## Set of tasks
1. Repeat the culture shock post, beginning at the words "Wednesday, July 9, 2008" and stopping after "shared space does.", but swap "galoshes" for "boots".
2. List every item of clothing or footwear that the culture shock post says the maid wears.

──────── Selection

Wednesday, July 9, 2008

Culture Shock Snap-Shot: My Male Maid

I have a maid. His name is Silva (or is it Silver? Hard to say). He lives behind the patio in a stucco hut against the wall where the lizards and the rats run their night-time obstacle course. He wears white cut-off jeans that fall just below the knee, a button-down white shirt, and rubber galoshes. Sometimes he wears battered flip-flops. A white radio ear piece dangles from his right ear, reverberating a reggae beat . When I leave for work, he offers a gentle wave and wishes me “a good journey.” When I arrive home at the end of the day, he offers: “Welcome back” and a warm, smile-nod. On Saturday, he calls to me from my kitchen where he has already entered without knocking. Privacy does not rank high on the Ugandan values chart; shared space does.

“Hallo? Hallo? Madam?”

────────────────
──────── Extracted data

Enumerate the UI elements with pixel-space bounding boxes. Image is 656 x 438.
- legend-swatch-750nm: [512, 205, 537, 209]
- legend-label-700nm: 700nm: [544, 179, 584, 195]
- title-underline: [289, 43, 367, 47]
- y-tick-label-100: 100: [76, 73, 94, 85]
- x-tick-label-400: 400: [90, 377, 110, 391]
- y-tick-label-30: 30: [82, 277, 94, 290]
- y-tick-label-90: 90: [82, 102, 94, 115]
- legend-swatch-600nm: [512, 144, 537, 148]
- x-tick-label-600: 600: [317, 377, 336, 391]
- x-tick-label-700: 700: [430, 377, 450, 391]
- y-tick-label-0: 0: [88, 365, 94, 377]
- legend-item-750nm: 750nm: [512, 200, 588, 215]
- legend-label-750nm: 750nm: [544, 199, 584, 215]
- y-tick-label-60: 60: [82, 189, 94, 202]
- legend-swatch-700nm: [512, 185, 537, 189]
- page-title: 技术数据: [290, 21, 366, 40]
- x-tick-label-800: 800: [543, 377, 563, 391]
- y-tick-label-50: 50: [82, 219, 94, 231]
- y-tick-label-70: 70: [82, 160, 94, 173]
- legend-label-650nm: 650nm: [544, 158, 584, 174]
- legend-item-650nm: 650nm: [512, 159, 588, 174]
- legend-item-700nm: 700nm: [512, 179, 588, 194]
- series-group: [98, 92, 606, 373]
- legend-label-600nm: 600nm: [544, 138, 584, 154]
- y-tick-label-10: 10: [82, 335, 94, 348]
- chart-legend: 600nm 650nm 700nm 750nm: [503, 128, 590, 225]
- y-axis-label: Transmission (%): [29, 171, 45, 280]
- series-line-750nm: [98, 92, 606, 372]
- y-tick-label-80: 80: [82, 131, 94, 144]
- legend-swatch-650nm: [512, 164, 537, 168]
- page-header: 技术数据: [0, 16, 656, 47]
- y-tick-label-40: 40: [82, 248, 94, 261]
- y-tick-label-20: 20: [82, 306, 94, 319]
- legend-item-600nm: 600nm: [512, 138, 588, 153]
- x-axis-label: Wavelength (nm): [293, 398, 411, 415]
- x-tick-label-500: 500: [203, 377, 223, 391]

────────────────

## Results for the exercise
1.
Wednesday, July 9, 2008

Culture Shock Snap-Shot: My Male Maid

I have a maid. His name is Silva (or is it Silver? Hard to say). He lives behind the patio in a stucco hut against the wall where the lizards and the rats run their night-time obstacle course. He wears white cut-off jeans that fall just below the knee, a button-down white shirt, and rubber boots. Sometimes he wears battered flip-flops. A white radio ear piece dangles from his right ear, reverberating a reggae beat . When I leave for work, he offers a gentle wave and wishes me “a good journey.” When I arrive home at the end of the day, he offers: “Welcome back” and a warm, smile-nod. On Saturday, he calls to me from my kitchen where he has already entered without knocking. Privacy does not rank high on the Ugandan values chart; shared space does.

2.
- White cut-off jeans
- A button-down white shirt
- Rubber galoshes
- Battered flip-flops